TASK OBJECTIVE.
Find every line in the records below that holds the word "ثابت" and copy it.

Excerpt from a dataset.
━━━━━━━━
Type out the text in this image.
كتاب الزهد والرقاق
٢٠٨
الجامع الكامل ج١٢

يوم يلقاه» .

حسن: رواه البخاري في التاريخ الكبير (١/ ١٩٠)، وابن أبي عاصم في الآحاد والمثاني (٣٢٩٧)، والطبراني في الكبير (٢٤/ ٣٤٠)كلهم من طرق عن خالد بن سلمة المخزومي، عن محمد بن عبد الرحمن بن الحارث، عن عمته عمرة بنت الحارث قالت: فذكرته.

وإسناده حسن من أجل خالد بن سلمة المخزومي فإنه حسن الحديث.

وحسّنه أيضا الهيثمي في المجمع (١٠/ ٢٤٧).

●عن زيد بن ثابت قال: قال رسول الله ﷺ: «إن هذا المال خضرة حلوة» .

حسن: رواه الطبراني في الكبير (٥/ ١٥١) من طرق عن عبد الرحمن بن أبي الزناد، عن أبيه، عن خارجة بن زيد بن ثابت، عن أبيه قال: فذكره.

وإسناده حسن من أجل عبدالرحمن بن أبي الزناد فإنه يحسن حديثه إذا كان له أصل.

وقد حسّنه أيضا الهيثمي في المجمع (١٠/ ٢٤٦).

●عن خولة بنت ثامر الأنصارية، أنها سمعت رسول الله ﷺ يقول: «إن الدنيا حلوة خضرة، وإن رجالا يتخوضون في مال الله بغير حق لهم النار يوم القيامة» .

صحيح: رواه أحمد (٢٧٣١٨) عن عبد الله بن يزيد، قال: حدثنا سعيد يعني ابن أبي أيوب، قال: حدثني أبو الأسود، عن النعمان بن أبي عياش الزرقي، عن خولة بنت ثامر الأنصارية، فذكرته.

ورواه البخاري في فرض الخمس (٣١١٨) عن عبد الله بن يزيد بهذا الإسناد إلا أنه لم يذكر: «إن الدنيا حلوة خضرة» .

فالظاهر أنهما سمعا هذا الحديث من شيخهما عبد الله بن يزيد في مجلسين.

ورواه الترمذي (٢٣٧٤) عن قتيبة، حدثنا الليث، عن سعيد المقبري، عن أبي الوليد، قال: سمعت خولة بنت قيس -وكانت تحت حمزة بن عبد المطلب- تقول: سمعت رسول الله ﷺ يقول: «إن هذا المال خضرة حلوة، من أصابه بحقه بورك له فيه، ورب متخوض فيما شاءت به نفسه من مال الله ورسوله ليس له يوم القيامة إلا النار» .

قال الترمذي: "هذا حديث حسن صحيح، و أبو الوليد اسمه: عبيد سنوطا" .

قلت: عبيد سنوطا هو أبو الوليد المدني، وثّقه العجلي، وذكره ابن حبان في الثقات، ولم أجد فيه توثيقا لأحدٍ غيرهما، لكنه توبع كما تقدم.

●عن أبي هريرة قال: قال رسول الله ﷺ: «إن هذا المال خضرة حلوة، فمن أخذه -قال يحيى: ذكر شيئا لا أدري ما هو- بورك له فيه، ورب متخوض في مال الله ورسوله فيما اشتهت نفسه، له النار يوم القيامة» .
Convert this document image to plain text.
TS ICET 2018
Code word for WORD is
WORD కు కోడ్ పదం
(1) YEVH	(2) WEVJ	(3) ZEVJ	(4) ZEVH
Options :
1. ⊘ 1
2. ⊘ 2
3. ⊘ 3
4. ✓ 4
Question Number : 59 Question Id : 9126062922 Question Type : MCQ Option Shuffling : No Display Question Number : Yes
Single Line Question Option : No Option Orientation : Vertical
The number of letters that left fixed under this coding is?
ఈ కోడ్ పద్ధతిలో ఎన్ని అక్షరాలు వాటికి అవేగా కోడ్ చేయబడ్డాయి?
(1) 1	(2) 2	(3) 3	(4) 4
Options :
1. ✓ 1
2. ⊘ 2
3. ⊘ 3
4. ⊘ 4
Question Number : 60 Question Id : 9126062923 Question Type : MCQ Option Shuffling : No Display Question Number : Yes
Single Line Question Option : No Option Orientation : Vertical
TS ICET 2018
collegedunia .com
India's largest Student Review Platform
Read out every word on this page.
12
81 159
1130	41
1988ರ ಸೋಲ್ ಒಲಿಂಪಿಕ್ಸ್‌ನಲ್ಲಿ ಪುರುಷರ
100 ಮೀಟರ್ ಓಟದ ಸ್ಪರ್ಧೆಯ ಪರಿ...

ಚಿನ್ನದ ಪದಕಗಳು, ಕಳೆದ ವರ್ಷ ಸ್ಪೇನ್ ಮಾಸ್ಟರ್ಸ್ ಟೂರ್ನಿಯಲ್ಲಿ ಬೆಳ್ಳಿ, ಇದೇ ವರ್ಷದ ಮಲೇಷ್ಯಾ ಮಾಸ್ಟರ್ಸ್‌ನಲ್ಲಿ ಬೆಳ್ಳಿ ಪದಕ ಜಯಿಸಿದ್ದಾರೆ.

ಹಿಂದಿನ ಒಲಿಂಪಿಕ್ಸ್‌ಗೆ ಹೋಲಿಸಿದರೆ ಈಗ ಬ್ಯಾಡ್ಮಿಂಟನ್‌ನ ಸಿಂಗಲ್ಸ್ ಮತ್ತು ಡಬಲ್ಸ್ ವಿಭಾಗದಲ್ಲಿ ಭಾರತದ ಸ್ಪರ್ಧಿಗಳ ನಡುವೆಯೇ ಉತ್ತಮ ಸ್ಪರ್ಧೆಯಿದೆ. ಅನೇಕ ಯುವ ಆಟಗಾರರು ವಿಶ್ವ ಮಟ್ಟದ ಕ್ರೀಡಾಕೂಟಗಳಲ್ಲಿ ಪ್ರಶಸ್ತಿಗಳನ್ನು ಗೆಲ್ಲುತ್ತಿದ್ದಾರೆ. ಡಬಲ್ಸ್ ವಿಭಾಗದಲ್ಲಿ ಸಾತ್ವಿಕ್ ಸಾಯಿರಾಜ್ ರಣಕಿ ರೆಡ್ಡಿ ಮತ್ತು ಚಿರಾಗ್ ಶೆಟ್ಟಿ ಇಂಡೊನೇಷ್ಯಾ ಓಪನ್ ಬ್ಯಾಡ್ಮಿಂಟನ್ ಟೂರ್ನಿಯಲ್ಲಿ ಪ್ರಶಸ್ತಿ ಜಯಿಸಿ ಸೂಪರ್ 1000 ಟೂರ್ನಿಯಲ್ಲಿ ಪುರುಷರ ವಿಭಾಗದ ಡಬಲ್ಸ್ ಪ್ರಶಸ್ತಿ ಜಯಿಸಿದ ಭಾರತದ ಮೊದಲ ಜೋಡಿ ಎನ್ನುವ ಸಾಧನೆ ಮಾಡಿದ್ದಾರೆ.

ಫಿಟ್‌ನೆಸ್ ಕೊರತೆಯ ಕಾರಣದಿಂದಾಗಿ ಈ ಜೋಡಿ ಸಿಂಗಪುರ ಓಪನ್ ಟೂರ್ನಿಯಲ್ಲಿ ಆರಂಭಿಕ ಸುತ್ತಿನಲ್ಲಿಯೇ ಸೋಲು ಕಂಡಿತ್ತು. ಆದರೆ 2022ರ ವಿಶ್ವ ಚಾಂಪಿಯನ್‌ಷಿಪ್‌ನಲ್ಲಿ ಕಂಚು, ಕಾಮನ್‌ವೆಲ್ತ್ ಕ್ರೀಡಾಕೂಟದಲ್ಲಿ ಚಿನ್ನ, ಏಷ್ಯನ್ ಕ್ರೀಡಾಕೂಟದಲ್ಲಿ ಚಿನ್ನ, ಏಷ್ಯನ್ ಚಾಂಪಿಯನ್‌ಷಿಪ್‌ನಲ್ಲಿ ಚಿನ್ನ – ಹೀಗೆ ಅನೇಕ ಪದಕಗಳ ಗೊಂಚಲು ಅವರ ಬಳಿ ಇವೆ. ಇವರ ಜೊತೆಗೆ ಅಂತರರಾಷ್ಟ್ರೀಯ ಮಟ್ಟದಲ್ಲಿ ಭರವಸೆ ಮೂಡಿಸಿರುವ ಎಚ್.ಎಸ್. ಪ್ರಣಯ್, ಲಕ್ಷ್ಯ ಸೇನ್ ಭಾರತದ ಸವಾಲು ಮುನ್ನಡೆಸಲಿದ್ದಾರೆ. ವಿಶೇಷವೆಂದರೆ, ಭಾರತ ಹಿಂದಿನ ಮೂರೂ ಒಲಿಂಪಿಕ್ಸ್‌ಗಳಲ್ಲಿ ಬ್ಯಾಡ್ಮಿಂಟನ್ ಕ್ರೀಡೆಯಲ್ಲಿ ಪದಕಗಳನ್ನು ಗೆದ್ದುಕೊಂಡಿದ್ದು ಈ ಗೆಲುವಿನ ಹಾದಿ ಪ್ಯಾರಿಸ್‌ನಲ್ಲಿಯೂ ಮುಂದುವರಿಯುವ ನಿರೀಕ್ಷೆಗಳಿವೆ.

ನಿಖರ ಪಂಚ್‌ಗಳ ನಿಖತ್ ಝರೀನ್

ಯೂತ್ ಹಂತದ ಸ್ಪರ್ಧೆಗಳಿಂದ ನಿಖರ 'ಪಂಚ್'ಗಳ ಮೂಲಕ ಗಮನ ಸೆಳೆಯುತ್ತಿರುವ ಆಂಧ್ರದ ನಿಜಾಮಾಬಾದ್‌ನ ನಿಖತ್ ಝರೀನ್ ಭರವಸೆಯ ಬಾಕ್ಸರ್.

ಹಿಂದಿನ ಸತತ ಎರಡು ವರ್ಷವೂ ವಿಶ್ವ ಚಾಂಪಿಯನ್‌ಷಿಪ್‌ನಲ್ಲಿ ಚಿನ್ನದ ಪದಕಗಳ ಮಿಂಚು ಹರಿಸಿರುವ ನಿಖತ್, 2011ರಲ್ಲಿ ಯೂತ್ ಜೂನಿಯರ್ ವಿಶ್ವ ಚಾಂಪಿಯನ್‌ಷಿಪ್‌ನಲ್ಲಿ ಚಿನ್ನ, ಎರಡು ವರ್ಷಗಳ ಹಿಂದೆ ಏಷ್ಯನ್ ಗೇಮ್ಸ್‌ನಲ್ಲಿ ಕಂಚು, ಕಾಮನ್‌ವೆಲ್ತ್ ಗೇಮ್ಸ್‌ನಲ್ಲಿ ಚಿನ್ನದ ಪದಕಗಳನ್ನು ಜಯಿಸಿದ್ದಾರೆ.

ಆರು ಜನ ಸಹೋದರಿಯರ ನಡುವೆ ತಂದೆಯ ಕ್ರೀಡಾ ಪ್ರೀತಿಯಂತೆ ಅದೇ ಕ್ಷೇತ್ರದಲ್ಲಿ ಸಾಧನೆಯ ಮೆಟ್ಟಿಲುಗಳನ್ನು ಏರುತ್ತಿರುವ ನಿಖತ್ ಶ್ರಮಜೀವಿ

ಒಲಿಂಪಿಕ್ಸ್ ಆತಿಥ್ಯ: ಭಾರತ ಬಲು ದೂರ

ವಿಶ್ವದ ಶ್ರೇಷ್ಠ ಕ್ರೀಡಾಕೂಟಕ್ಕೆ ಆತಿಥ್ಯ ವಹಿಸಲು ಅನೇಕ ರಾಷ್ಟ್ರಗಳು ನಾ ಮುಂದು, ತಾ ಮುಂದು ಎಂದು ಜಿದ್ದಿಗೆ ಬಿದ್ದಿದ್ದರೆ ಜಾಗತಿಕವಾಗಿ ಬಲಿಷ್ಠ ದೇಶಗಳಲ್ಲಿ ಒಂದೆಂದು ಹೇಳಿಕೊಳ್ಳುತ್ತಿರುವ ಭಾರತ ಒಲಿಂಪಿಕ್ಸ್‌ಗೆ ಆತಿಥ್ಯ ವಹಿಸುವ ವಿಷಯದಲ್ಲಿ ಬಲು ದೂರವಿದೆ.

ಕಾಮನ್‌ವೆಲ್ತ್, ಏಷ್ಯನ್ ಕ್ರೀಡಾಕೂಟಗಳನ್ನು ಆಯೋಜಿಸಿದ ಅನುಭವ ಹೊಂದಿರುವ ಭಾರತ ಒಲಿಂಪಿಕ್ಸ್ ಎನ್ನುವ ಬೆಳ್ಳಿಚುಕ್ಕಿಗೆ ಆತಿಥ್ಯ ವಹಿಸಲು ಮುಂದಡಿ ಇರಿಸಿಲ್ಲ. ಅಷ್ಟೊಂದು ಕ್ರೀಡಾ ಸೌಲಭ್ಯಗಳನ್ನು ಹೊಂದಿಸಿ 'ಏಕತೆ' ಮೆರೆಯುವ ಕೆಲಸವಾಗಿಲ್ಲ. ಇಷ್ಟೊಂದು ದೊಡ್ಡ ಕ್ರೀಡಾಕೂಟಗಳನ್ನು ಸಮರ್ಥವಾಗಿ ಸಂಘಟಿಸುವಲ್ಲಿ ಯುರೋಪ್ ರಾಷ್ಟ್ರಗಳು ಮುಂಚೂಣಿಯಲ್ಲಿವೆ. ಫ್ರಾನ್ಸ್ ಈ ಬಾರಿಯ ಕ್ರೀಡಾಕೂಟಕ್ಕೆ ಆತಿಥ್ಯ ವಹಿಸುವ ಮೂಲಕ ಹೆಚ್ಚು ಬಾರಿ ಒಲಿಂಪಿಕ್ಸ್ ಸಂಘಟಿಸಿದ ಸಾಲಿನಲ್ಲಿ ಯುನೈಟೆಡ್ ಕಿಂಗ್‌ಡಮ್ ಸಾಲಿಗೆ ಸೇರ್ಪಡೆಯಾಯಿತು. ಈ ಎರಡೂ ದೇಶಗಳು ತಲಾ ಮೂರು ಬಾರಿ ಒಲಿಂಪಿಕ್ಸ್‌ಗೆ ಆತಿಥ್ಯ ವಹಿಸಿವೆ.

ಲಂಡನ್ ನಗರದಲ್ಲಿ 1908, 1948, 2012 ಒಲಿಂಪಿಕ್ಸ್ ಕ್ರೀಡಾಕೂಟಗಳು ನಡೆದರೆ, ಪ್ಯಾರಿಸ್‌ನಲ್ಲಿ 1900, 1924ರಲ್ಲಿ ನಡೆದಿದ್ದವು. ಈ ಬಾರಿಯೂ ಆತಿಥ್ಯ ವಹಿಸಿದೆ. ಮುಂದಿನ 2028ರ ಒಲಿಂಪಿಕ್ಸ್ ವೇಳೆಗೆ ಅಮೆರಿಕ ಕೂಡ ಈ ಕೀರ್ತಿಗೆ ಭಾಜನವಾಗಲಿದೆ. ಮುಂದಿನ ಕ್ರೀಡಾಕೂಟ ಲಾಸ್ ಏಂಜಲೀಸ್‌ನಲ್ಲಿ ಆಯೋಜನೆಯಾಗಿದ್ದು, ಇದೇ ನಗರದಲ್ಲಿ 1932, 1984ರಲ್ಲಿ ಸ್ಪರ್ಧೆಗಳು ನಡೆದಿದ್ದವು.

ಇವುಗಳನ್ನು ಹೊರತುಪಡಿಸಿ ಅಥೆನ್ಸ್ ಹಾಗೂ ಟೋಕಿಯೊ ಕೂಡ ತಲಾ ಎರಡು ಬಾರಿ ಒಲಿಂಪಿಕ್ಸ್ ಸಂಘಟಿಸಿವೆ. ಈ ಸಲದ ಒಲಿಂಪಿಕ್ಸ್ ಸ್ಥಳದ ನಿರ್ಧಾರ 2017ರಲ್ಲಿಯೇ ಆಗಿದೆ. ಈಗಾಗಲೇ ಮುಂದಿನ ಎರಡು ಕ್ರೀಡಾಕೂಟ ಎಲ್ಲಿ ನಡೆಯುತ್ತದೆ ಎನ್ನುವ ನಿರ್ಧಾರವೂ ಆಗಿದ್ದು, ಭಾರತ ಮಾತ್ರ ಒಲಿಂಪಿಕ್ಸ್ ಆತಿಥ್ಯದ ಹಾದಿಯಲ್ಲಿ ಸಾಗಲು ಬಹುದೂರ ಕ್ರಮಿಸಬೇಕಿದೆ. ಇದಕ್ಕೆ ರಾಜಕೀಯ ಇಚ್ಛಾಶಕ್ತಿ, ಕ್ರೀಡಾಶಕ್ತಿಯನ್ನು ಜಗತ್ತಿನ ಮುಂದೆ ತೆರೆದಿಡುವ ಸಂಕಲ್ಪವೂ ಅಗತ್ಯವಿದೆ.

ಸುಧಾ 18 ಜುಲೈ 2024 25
━━━━━━━━
SOLUTION.
●عن زيد بن ثابت قال: قال رسول الله ﷺ: «إن هذا المال خضرة حلوة» .
حسن: رواه الطبراني في الكبير (٥/ ١٥١) من طرق عن عبد الرحمن بن أبي الزناد، عن أبيه، عن خارجة بن زيد بن ثابت، عن أبيه قال: فذكره.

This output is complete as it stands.